▶ WRITTEN REQUEST
Look through the material below for "temperature". Copy every line that contains it.

########################################

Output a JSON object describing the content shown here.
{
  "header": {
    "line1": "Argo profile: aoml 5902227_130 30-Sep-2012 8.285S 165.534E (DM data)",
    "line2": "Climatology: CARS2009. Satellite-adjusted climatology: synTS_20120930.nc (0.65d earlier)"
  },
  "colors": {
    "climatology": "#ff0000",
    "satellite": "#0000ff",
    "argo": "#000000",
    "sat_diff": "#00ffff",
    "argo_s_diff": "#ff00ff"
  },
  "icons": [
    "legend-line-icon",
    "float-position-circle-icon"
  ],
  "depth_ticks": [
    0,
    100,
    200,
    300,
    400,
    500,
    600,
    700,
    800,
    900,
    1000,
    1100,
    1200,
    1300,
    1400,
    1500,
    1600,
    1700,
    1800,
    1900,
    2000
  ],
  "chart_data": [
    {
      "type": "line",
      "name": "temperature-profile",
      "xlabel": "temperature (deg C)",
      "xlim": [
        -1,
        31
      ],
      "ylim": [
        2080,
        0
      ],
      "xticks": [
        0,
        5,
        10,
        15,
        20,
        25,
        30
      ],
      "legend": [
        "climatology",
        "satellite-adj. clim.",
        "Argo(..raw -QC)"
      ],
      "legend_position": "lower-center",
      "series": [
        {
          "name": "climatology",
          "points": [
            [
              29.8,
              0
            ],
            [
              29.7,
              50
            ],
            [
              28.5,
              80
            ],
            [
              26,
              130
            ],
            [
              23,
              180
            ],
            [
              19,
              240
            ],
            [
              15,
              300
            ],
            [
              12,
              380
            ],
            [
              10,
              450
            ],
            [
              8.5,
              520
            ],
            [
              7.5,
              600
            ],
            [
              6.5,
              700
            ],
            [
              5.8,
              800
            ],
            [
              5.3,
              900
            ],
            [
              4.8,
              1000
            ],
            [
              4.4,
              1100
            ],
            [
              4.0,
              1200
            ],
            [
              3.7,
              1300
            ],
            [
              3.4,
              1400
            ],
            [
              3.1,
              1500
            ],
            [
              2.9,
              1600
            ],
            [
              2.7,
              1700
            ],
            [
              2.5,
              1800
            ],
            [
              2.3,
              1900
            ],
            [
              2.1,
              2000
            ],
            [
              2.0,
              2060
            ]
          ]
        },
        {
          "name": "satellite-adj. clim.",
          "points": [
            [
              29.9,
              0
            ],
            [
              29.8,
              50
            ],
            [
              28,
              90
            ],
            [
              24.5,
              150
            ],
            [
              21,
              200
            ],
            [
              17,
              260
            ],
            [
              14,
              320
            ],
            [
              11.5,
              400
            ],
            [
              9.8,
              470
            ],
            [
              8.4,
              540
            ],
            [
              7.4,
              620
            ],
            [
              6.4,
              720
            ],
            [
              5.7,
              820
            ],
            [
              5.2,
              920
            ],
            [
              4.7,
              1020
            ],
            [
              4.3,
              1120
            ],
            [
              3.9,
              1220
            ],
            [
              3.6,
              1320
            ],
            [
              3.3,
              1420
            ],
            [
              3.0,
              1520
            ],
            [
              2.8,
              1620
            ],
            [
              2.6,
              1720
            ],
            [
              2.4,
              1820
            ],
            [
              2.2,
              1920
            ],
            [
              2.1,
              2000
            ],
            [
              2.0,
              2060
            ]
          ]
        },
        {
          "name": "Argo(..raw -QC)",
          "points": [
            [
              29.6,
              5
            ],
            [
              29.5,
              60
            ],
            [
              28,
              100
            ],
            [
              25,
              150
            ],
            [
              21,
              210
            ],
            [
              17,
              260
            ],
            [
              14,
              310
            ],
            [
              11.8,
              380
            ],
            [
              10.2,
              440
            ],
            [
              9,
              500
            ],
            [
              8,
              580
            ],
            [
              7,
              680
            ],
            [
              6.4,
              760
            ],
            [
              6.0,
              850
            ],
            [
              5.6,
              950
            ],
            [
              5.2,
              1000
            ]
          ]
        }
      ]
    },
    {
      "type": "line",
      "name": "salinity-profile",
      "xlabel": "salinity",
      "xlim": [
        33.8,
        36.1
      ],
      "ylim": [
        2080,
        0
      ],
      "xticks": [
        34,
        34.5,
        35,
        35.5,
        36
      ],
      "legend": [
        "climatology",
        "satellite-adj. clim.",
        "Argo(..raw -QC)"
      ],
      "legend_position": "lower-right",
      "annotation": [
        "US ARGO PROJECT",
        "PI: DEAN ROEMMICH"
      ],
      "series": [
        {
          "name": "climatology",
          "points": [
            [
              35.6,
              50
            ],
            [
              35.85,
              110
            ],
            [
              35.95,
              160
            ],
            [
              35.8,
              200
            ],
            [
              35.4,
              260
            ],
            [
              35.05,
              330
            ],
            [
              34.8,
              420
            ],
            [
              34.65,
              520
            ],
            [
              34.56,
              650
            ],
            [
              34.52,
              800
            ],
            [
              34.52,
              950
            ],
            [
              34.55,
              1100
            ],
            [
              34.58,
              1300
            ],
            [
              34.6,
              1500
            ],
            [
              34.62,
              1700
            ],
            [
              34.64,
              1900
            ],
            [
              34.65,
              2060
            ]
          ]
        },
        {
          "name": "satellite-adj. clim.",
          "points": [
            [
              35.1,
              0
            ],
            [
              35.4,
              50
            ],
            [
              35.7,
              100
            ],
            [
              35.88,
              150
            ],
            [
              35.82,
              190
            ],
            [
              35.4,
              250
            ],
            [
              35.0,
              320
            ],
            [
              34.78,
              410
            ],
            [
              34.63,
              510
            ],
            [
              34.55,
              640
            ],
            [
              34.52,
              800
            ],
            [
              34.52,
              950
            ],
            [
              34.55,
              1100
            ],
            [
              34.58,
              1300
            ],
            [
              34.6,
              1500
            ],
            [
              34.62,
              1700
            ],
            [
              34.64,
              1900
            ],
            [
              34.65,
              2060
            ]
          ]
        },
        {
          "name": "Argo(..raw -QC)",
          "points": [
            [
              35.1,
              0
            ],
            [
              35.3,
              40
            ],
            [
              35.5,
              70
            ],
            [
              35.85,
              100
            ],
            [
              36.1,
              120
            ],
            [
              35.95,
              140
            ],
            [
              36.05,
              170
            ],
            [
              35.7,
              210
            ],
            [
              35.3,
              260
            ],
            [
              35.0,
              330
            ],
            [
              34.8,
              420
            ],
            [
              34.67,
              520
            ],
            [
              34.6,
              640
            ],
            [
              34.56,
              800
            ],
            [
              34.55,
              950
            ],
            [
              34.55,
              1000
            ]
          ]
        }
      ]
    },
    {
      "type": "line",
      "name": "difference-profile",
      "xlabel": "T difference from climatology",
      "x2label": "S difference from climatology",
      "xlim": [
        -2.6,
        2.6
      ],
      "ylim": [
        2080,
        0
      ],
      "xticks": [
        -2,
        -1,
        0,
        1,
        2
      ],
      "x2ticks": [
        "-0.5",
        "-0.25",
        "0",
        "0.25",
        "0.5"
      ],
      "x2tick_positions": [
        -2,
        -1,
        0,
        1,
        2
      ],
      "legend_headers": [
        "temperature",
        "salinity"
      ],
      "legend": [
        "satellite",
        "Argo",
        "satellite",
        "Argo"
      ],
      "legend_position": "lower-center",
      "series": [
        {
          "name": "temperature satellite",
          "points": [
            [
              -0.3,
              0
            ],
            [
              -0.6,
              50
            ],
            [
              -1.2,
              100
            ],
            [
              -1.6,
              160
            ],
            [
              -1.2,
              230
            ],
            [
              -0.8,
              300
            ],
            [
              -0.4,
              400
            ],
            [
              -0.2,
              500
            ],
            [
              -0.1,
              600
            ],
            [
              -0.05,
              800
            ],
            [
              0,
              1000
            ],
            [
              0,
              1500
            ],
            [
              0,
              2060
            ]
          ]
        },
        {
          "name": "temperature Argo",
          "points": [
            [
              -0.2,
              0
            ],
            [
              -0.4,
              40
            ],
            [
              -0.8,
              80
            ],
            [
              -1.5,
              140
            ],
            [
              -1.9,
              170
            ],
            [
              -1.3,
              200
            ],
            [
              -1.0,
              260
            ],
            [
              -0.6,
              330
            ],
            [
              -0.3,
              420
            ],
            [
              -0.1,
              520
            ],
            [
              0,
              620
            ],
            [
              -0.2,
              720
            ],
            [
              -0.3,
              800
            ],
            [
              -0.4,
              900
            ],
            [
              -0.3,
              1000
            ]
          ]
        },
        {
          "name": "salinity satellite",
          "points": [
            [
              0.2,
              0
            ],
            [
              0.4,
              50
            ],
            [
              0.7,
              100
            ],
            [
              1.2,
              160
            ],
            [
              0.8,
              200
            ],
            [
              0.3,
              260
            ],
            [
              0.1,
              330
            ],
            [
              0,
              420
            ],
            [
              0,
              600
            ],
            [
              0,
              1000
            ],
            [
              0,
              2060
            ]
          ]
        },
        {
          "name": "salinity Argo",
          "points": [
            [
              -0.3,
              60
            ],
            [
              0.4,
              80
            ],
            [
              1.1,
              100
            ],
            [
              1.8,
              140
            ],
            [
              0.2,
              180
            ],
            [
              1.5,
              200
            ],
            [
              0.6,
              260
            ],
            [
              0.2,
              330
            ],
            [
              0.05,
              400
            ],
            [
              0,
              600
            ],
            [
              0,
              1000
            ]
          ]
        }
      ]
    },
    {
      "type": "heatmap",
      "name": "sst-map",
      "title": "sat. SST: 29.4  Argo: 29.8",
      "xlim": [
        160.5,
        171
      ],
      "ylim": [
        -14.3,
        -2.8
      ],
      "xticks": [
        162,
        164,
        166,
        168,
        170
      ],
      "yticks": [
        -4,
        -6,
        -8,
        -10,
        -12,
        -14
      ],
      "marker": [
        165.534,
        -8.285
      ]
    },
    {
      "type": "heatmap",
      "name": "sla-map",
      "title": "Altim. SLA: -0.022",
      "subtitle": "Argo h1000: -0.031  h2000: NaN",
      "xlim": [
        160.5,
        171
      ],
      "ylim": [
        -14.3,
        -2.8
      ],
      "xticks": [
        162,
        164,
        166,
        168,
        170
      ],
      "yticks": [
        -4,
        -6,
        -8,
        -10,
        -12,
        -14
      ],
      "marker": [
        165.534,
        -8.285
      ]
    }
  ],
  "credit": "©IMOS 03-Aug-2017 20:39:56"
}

########################################

▶ TASK RESPONSE
      "name": "temperature-profile",
      "xlabel": "temperature (deg C)",
        "temperature",
          "name": "temperature satellite",
          "name": "temperature Argo",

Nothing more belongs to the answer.